▶ **Work instructions**
Print every line of the data below word for word, with nothing changed or left out.
─── Working data ───
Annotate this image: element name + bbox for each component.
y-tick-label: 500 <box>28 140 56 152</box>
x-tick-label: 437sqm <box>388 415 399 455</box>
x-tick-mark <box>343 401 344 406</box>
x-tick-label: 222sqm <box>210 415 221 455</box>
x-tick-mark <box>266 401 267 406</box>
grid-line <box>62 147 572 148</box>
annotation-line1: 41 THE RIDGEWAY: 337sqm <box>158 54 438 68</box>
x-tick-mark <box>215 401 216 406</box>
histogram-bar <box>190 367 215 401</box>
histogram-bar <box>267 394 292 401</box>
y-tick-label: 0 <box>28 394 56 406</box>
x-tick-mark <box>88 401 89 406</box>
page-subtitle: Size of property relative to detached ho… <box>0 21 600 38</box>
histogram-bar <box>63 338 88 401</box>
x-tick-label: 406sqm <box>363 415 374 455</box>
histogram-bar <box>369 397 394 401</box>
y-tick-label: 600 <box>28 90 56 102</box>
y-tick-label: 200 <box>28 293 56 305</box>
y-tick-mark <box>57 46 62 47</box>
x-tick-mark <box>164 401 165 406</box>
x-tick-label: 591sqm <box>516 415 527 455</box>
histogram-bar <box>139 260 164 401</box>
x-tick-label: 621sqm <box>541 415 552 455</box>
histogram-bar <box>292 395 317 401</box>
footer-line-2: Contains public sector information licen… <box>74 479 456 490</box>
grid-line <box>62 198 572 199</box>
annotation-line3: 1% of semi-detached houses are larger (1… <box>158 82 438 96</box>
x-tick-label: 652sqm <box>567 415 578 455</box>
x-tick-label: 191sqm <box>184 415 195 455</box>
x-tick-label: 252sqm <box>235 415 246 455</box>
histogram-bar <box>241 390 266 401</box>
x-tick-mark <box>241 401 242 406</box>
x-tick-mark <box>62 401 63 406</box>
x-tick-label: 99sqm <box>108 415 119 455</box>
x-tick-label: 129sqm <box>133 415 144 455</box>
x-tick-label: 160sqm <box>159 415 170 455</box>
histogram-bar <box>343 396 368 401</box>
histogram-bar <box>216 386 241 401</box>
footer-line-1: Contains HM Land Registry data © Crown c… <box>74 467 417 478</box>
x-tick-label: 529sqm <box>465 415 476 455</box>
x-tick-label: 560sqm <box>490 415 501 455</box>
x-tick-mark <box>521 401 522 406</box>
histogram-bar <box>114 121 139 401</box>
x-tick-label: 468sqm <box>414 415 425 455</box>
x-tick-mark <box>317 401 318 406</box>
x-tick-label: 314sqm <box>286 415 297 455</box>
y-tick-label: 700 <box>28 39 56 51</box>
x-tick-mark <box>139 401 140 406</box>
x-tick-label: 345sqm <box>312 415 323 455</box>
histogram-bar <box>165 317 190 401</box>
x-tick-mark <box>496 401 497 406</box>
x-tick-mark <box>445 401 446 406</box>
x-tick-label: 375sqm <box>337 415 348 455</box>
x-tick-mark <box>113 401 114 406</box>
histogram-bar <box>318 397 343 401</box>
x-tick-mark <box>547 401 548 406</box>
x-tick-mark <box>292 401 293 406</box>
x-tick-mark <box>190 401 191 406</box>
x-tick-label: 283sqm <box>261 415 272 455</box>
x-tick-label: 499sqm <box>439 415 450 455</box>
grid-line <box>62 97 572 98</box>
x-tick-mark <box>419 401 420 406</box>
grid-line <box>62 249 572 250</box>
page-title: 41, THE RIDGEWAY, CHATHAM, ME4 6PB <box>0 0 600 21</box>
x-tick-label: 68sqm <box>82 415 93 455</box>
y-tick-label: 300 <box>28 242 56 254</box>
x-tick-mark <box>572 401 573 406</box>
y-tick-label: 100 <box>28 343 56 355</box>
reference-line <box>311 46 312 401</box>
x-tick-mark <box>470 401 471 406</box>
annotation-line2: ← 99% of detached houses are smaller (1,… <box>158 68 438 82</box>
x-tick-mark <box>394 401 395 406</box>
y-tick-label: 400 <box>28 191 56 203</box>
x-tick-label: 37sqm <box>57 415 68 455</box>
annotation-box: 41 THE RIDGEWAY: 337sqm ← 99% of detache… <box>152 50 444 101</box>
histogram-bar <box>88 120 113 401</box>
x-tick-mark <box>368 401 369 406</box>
───
▶ **Response to this task**
Annotate this image: element name + bbox for each component.
y-tick-label: 500 <box>28 140 56 152</box>
x-tick-label: 437sqm <box>388 415 399 455</box>
x-tick-mark <box>343 401 344 406</box>
x-tick-label: 222sqm <box>210 415 221 455</box>
x-tick-mark <box>266 401 267 406</box>
grid-line <box>62 147 572 148</box>
annotation-line1: 41 THE RIDGEWAY: 337sqm <box>158 54 438 68</box>
x-tick-mark <box>215 401 216 406</box>
histogram-bar <box>190 367 215 401</box>
histogram-bar <box>267 394 292 401</box>
y-tick-label: 0 <box>28 394 56 406</box>
x-tick-mark <box>88 401 89 406</box>
page-subtitle: Size of property relative to detached ho… <box>0 21 600 38</box>
histogram-bar <box>63 338 88 401</box>
x-tick-label: 406sqm <box>363 415 374 455</box>
histogram-bar <box>369 397 394 401</box>
y-tick-label: 600 <box>28 90 56 102</box>
y-tick-label: 200 <box>28 293 56 305</box>
y-tick-mark <box>57 46 62 47</box>
x-tick-mark <box>164 401 165 406</box>
x-tick-label: 591sqm <box>516 415 527 455</box>
histogram-bar <box>139 260 164 401</box>
x-tick-label: 621sqm <box>541 415 552 455</box>
histogram-bar <box>292 395 317 401</box>
footer-line-2: Contains public sector information licen… <box>74 479 456 490</box>
grid-line <box>62 198 572 199</box>
annotation-line3: 1% of semi-detached houses are larger (1… <box>158 82 438 96</box>
x-tick-label: 652sqm <box>567 415 578 455</box>
x-tick-label: 191sqm <box>184 415 195 455</box>
x-tick-label: 252sqm <box>235 415 246 455</box>
histogram-bar <box>241 390 266 401</box>
x-tick-mark <box>241 401 242 406</box>
x-tick-mark <box>62 401 63 406</box>
x-tick-label: 99sqm <box>108 415 119 455</box>
x-tick-label: 129sqm <box>133 415 144 455</box>
x-tick-label: 160sqm <box>159 415 170 455</box>
histogram-bar <box>343 396 368 401</box>
histogram-bar <box>216 386 241 401</box>
footer-line-1: Contains HM Land Registry data © Crown c… <box>74 467 417 478</box>
x-tick-label: 529sqm <box>465 415 476 455</box>
x-tick-label: 560sqm <box>490 415 501 455</box>
x-tick-mark <box>521 401 522 406</box>
histogram-bar <box>114 121 139 401</box>
x-tick-label: 468sqm <box>414 415 425 455</box>
x-tick-mark <box>317 401 318 406</box>
x-tick-label: 314sqm <box>286 415 297 455</box>
y-tick-label: 700 <box>28 39 56 51</box>
x-tick-mark <box>139 401 140 406</box>
x-tick-label: 345sqm <box>312 415 323 455</box>
histogram-bar <box>165 317 190 401</box>
x-tick-mark <box>496 401 497 406</box>
x-tick-mark <box>445 401 446 406</box>
x-tick-label: 375sqm <box>337 415 348 455</box>
x-tick-mark <box>113 401 114 406</box>
histogram-bar <box>318 397 343 401</box>
x-tick-mark <box>547 401 548 406</box>
x-tick-mark <box>292 401 293 406</box>
x-tick-mark <box>190 401 191 406</box>
x-tick-label: 283sqm <box>261 415 272 455</box>
x-tick-label: 499sqm <box>439 415 450 455</box>
grid-line <box>62 97 572 98</box>
x-tick-mark <box>419 401 420 406</box>
grid-line <box>62 249 572 250</box>
page-title: 41, THE RIDGEWAY, CHATHAM, ME4 6PB <box>0 0 600 21</box>
x-tick-label: 68sqm <box>82 415 93 455</box>
y-tick-label: 300 <box>28 242 56 254</box>
x-tick-mark <box>572 401 573 406</box>
y-tick-label: 100 <box>28 343 56 355</box>
reference-line <box>311 46 312 401</box>
x-tick-mark <box>470 401 471 406</box>
annotation-line2: ← 99% of detached houses are smaller (1,… <box>158 68 438 82</box>
x-tick-mark <box>394 401 395 406</box>
y-tick-label: 400 <box>28 191 56 203</box>
x-tick-label: 37sqm <box>57 415 68 455</box>
annotation-box: 41 THE RIDGEWAY: 337sqm ← 99% of detache… <box>152 50 444 101</box>
histogram-bar <box>88 120 113 401</box>
x-tick-mark <box>368 401 369 406</box>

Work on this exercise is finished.